— begin EXERCISE MATERIAL —
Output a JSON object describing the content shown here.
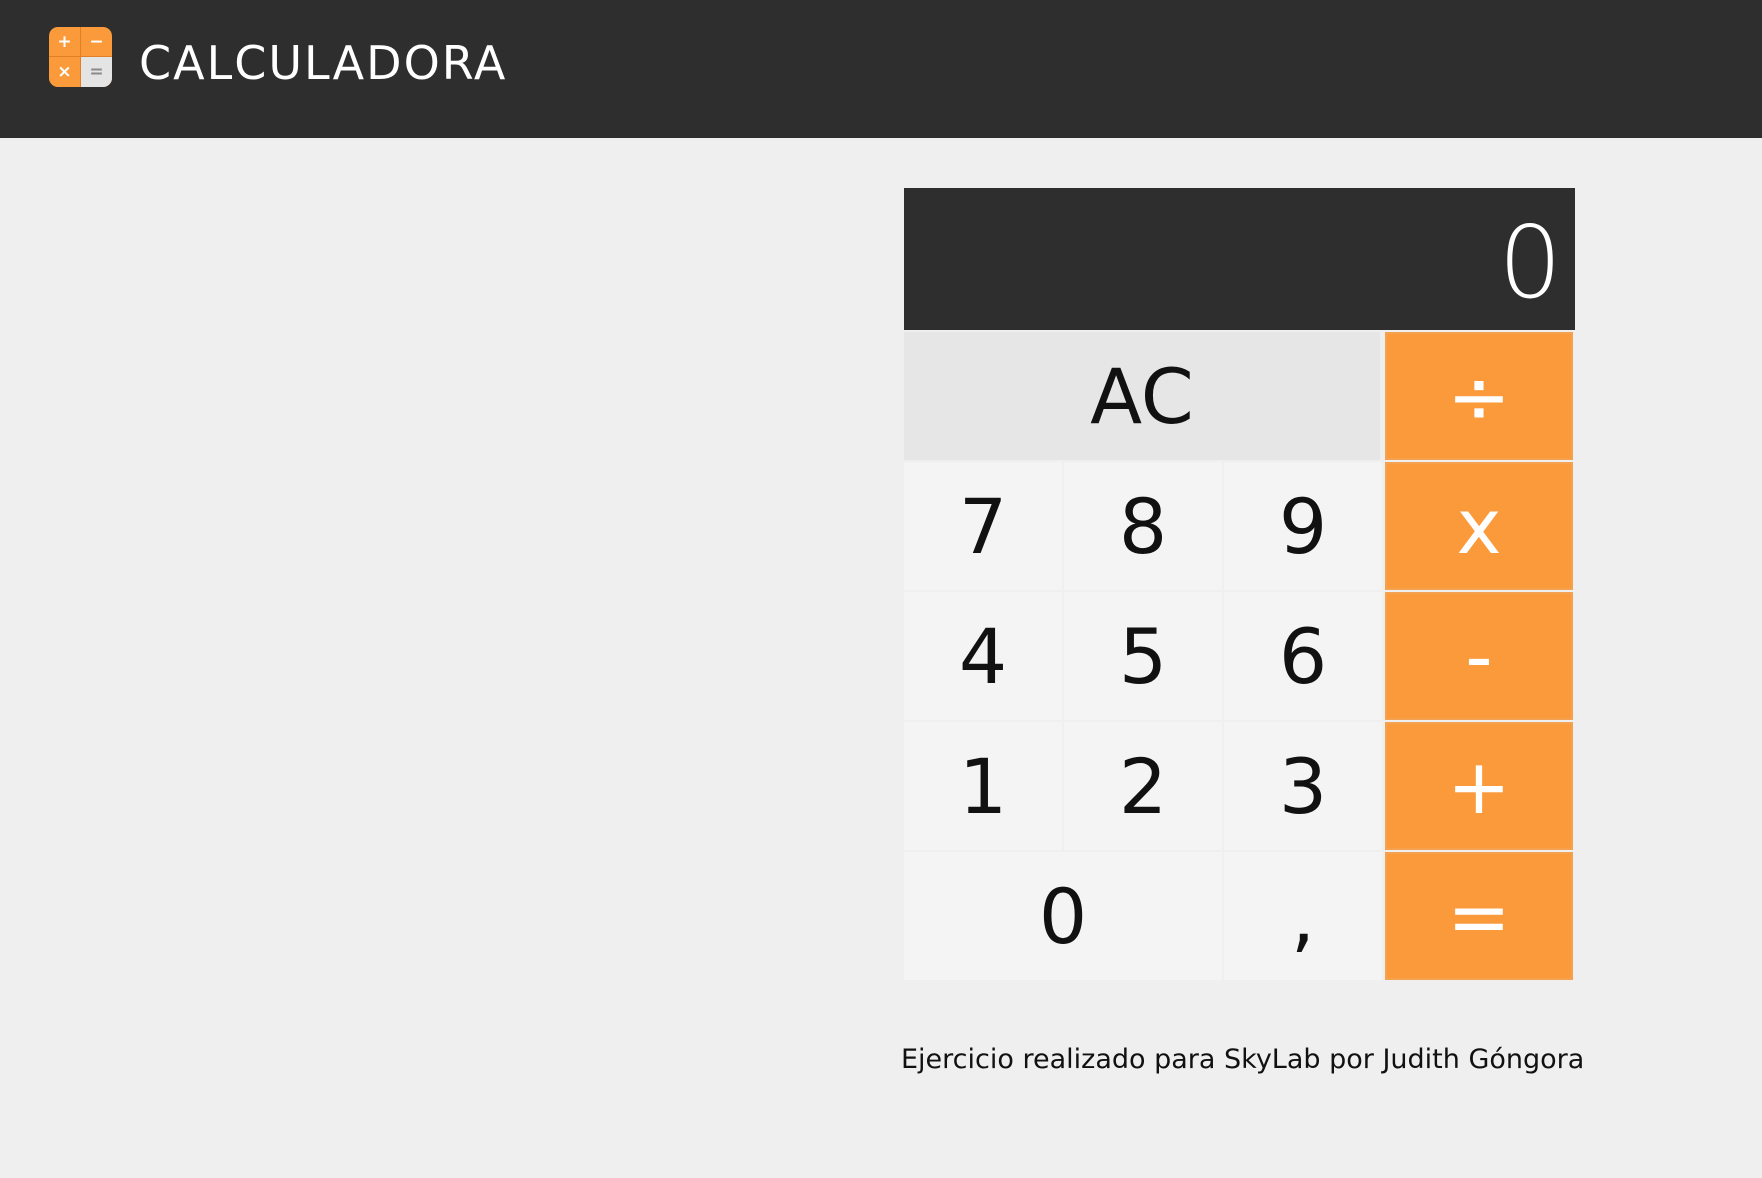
{
  "header": {
    "title": "CALCULADORA",
    "logo": {
      "icon": "calculator-app-icon",
      "plus": "+",
      "minus": "−",
      "times": "×",
      "equals": "="
    }
  },
  "calculator": {
    "display": "0",
    "keys": {
      "clear": "AC",
      "divide": "÷",
      "multiply": "x",
      "subtract": "-",
      "add": "+",
      "equals": "=",
      "seven": "7",
      "eight": "8",
      "nine": "9",
      "four": "4",
      "five": "5",
      "six": "6",
      "one": "1",
      "two": "2",
      "three": "3",
      "zero": "0",
      "decimal": ","
    }
  },
  "footer": {
    "credit": "Ejercicio realizado para SkyLab por Judith Góngora"
  },
  "colors": {
    "header_bg": "#2e2e2e",
    "page_bg": "#efefef",
    "accent_orange": "#fb9a3b",
    "number_key_bg": "#f4f4f4",
    "clear_key_bg": "#e6e6e6"
  }
}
— end EXERCISE MATERIAL —
# GOAL:
Write out every record above exactly as it stands, but leave out the pictures.

# SOLUTION FOR THIS PROBLEM:
Output a JSON object describing the content shown here.
{
  "header": {
    "title": "CALCULADORA",
    "logo": {
      "icon": "calculator-app-icon",
      "plus": "+",
      "minus": "−",
      "times": "×",
      "equals": "="
    }
  },
  "calculator": {
    "display": "0",
    "keys": {
      "clear": "AC",
      "divide": "÷",
      "multiply": "x",
      "subtract": "-",
      "add": "+",
      "equals": "=",
      "seven": "7",
      "eight": "8",
      "nine": "9",
      "four": "4",
      "five": "5",
      "six": "6",
      "one": "1",
      "two": "2",
      "three": "3",
      "zero": "0",
      "decimal": ","
    }
  },
  "footer": {
    "credit": "Ejercicio realizado para SkyLab por Judith Góngora"
  },
  "colors": {
    "header_bg": "#2e2e2e",
    "page_bg": "#efefef",
    "accent_orange": "#fb9a3b",
    "number_key_bg": "#f4f4f4",
    "clear_key_bg": "#e6e6e6"
  }
}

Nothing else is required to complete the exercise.